## WHAT TO WORK ON:
Check each line of the records for "text"; collect those that have it.
.....
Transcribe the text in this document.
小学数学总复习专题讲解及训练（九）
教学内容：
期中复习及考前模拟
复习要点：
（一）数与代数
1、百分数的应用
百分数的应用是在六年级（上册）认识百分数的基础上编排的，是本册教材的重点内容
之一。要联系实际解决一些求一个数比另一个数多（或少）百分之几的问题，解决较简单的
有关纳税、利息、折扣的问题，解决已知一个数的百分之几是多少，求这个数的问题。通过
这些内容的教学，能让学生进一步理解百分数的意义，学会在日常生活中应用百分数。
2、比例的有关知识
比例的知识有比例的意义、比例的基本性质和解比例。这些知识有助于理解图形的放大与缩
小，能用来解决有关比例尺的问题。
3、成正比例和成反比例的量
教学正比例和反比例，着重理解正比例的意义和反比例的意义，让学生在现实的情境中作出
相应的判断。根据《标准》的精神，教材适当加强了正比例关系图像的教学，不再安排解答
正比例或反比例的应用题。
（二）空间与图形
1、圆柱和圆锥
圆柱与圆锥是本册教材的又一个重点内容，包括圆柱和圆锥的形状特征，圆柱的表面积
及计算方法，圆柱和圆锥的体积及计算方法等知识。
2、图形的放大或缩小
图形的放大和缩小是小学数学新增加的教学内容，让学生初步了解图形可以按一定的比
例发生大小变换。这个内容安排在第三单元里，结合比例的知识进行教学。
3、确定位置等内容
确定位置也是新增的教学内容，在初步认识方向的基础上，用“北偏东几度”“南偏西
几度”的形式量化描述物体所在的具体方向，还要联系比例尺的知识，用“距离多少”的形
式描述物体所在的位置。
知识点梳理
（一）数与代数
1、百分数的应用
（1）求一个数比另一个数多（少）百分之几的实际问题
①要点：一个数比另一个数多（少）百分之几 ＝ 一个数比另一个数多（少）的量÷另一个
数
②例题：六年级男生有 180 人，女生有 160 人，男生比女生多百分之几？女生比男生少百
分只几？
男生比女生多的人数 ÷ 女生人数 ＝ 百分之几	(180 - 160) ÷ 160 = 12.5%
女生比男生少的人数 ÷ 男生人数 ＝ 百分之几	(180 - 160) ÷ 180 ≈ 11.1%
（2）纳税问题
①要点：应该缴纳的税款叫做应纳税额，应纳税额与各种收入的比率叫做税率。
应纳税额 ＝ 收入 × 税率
.....
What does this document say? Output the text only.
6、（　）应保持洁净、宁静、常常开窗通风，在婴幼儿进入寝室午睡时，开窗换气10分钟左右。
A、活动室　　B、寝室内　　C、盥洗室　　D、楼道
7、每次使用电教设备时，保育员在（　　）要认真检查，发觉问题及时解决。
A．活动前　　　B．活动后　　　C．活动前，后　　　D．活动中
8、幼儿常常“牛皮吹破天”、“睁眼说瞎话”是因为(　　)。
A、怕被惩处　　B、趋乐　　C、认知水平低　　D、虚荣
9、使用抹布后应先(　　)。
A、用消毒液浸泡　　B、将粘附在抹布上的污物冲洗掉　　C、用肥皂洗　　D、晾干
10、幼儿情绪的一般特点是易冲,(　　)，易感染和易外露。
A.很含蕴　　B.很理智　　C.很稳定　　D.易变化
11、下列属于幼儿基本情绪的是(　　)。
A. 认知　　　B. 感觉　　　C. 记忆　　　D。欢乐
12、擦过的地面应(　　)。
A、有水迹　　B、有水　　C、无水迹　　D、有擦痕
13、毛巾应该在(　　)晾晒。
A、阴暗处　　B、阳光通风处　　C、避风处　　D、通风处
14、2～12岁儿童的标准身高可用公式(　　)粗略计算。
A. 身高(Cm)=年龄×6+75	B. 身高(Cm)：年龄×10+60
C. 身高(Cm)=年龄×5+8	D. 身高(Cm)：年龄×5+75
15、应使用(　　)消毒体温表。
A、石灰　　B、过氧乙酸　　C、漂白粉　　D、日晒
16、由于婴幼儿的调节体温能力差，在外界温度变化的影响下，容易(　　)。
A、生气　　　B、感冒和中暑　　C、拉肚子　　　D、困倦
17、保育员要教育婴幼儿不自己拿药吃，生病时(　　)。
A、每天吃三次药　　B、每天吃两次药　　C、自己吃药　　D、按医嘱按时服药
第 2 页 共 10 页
.....
## COMPLETED TASK:
Transcribe the text in this document.
What does this document say? Output the text only.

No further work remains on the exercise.